-- start Material provided --
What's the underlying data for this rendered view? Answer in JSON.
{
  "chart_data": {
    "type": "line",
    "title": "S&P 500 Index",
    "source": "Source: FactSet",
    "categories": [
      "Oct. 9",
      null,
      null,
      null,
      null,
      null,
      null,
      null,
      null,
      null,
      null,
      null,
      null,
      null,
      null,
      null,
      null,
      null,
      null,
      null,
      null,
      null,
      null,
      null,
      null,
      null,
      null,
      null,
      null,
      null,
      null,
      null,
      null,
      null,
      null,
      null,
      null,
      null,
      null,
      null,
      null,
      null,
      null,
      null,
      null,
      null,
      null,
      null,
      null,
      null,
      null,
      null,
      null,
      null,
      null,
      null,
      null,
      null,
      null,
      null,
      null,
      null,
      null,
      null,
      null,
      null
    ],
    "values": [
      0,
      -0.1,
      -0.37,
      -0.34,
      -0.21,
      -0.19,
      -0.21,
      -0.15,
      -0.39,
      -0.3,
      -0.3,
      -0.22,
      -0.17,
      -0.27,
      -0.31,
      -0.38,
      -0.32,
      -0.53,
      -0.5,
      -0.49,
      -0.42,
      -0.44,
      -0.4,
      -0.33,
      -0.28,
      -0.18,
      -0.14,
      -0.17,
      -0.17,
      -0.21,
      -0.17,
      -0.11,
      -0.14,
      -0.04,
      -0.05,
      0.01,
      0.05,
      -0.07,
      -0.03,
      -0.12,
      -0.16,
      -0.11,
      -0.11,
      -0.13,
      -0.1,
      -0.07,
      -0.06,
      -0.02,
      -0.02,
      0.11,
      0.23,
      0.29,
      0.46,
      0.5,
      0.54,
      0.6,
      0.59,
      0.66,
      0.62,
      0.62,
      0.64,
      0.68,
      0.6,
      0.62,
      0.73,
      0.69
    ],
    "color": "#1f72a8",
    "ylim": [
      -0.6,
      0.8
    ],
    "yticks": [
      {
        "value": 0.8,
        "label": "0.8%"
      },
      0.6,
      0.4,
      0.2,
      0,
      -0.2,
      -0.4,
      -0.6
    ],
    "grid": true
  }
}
-- end Material provided --
→ Problem statement
Each record above must be given again exactly.

→ Full solution
What's the underlying data for this rendered view? Answer in JSON.
{
  "chart_data": {
    "type": "line",
    "title": "S&P 500 Index",
    "source": "Source: FactSet",
    "categories": [
      "Oct. 9",
      null,
      null,
      null,
      null,
      null,
      null,
      null,
      null,
      null,
      null,
      null,
      null,
      null,
      null,
      null,
      null,
      null,
      null,
      null,
      null,
      null,
      null,
      null,
      null,
      null,
      null,
      null,
      null,
      null,
      null,
      null,
      null,
      null,
      null,
      null,
      null,
      null,
      null,
      null,
      null,
      null,
      null,
      null,
      null,
      null,
      null,
      null,
      null,
      null,
      null,
      null,
      null,
      null,
      null,
      null,
      null,
      null,
      null,
      null,
      null,
      null,
      null,
      null,
      null,
      null
    ],
    "values": [
      0,
      -0.1,
      -0.37,
      -0.34,
      -0.21,
      -0.19,
      -0.21,
      -0.15,
      -0.39,
      -0.3,
      -0.3,
      -0.22,
      -0.17,
      -0.27,
      -0.31,
      -0.38,
      -0.32,
      -0.53,
      -0.5,
      -0.49,
      -0.42,
      -0.44,
      -0.4,
      -0.33,
      -0.28,
      -0.18,
      -0.14,
      -0.17,
      -0.17,
      -0.21,
      -0.17,
      -0.11,
      -0.14,
      -0.04,
      -0.05,
      0.01,
      0.05,
      -0.07,
      -0.03,
      -0.12,
      -0.16,
      -0.11,
      -0.11,
      -0.13,
      -0.1,
      -0.07,
      -0.06,
      -0.02,
      -0.02,
      0.11,
      0.23,
      0.29,
      0.46,
      0.5,
      0.54,
      0.6,
      0.59,
      0.66,
      0.62,
      0.62,
      0.64,
      0.68,
      0.6,
      0.62,
      0.73,
      0.69
    ],
    "color": "#1f72a8",
    "ylim": [
      -0.6,
      0.8
    ],
    "yticks": [
      {
        "value": 0.8,
        "label": "0.8%"
      },
      0.6,
      0.4,
      0.2,
      0,
      -0.2,
      -0.4,
      -0.6
    ],
    "grid": true
  }
}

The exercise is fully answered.